What follows is a set of records; restate each one word for word and drop the pictures.

——————————

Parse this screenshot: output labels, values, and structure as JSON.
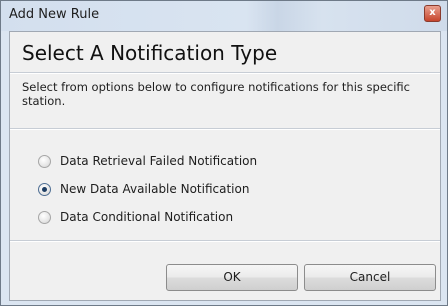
{
  "window": {
    "title": "Add New Rule",
    "close_glyph": "x"
  },
  "dialog": {
    "heading": "Select A Notification Type",
    "description": "Select from options below to configure notifications for this specific station."
  },
  "options": [
    {
      "label": "Data Retrieval Failed Notification",
      "selected": false
    },
    {
      "label": "New Data Available Notification",
      "selected": true
    },
    {
      "label": "Data Conditional Notification",
      "selected": false
    }
  ],
  "buttons": {
    "ok_label": "OK",
    "cancel_label": "Cancel"
  }
}
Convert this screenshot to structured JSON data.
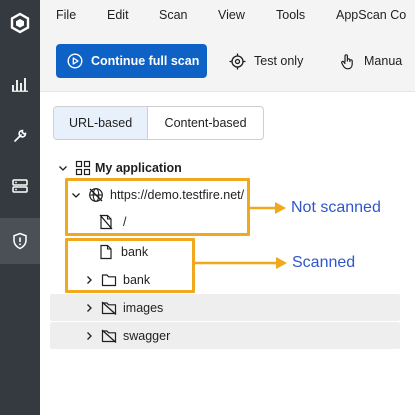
{
  "menubar": {
    "items": [
      "File",
      "Edit",
      "Scan",
      "View",
      "Tools",
      "AppScan Co"
    ]
  },
  "toolbar": {
    "primary_label": "Continue full scan",
    "test_only_label": "Test only",
    "manual_label": "Manua"
  },
  "view_toggle": {
    "options": [
      "URL-based",
      "Content-based"
    ],
    "selected": "URL-based"
  },
  "tree": {
    "root": "My application",
    "site": "https://demo.testfire.net/",
    "nodes": [
      "/",
      "bank",
      "bank",
      "images",
      "swagger"
    ]
  },
  "annotations": {
    "not_scanned": "Not scanned",
    "scanned": "Scanned"
  },
  "colors": {
    "rail": "#343a40",
    "primary": "#0f62c5",
    "annotation_border": "#f0a81c",
    "annotation_text": "#2f57c9",
    "toggle_selected": "#e8f1fb"
  }
}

——————————

FULL RESPONSE:
Parse this screenshot: output labels, values, and structure as JSON.
{
  "window": {
    "title": "Add New Rule",
    "close_glyph": "x"
  },
  "dialog": {
    "heading": "Select A Notification Type",
    "description": "Select from options below to configure notifications for this specific station."
  },
  "options": [
    {
      "label": "Data Retrieval Failed Notification",
      "selected": false
    },
    {
      "label": "New Data Available Notification",
      "selected": true
    },
    {
      "label": "Data Conditional Notification",
      "selected": false
    }
  ],
  "buttons": {
    "ok_label": "OK",
    "cancel_label": "Cancel"
  }
}
Convert this screenshot to structured JSON data.
{
  "menubar": {
    "items": [
      "File",
      "Edit",
      "Scan",
      "View",
      "Tools",
      "AppScan Co"
    ]
  },
  "toolbar": {
    "primary_label": "Continue full scan",
    "test_only_label": "Test only",
    "manual_label": "Manua"
  },
  "view_toggle": {
    "options": [
      "URL-based",
      "Content-based"
    ],
    "selected": "URL-based"
  },
  "tree": {
    "root": "My application",
    "site": "https://demo.testfire.net/",
    "nodes": [
      "/",
      "bank",
      "bank",
      "images",
      "swagger"
    ]
  },
  "annotations": {
    "not_scanned": "Not scanned",
    "scanned": "Scanned"
  },
  "colors": {
    "rail": "#343a40",
    "primary": "#0f62c5",
    "annotation_border": "#f0a81c",
    "annotation_text": "#2f57c9",
    "toggle_selected": "#e8f1fb"
  }
}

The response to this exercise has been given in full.